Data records

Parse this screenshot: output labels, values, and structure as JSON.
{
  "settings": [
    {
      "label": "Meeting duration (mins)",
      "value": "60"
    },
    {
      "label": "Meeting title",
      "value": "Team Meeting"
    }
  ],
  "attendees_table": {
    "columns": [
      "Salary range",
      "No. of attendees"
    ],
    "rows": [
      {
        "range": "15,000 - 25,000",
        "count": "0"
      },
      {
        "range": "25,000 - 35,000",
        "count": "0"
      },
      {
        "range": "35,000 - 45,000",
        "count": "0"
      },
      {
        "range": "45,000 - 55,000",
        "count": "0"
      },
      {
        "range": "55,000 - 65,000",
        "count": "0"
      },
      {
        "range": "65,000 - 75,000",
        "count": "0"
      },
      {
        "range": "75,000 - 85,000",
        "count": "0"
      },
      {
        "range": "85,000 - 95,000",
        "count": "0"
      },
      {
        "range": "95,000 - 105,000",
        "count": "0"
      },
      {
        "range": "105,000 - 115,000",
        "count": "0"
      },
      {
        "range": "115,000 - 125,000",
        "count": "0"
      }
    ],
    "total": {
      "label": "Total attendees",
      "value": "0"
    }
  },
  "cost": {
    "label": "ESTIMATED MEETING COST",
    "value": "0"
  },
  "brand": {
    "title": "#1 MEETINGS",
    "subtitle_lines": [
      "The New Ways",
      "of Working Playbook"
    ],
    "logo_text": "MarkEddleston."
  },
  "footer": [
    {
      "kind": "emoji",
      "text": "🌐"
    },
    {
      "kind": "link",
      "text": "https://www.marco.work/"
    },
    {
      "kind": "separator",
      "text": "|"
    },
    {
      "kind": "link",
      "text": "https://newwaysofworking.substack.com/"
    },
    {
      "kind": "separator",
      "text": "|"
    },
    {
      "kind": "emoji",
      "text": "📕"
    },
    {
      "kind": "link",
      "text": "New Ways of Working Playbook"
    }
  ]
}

◆ **WORK TO BE COMPLETED**
Extract the full listing above without altering anything.

◆ **RESPONSE TO THE TASK**
Parse this screenshot: output labels, values, and structure as JSON.
{
  "settings": [
    {
      "label": "Meeting duration (mins)",
      "value": "60"
    },
    {
      "label": "Meeting title",
      "value": "Team Meeting"
    }
  ],
  "attendees_table": {
    "columns": [
      "Salary range",
      "No. of attendees"
    ],
    "rows": [
      {
        "range": "15,000 - 25,000",
        "count": "0"
      },
      {
        "range": "25,000 - 35,000",
        "count": "0"
      },
      {
        "range": "35,000 - 45,000",
        "count": "0"
      },
      {
        "range": "45,000 - 55,000",
        "count": "0"
      },
      {
        "range": "55,000 - 65,000",
        "count": "0"
      },
      {
        "range": "65,000 - 75,000",
        "count": "0"
      },
      {
        "range": "75,000 - 85,000",
        "count": "0"
      },
      {
        "range": "85,000 - 95,000",
        "count": "0"
      },
      {
        "range": "95,000 - 105,000",
        "count": "0"
      },
      {
        "range": "105,000 - 115,000",
        "count": "0"
      },
      {
        "range": "115,000 - 125,000",
        "count": "0"
      }
    ],
    "total": {
      "label": "Total attendees",
      "value": "0"
    }
  },
  "cost": {
    "label": "ESTIMATED MEETING COST",
    "value": "0"
  },
  "brand": {
    "title": "#1 MEETINGS",
    "subtitle_lines": [
      "The New Ways",
      "of Working Playbook"
    ],
    "logo_text": "MarkEddleston."
  },
  "footer": [
    {
      "kind": "emoji",
      "text": "🌐"
    },
    {
      "kind": "link",
      "text": "https://www.marco.work/"
    },
    {
      "kind": "separator",
      "text": "|"
    },
    {
      "kind": "link",
      "text": "https://newwaysofworking.substack.com/"
    },
    {
      "kind": "separator",
      "text": "|"
    },
    {
      "kind": "emoji",
      "text": "📕"
    },
    {
      "kind": "link",
      "text": "New Ways of Working Playbook"
    }
  ]
}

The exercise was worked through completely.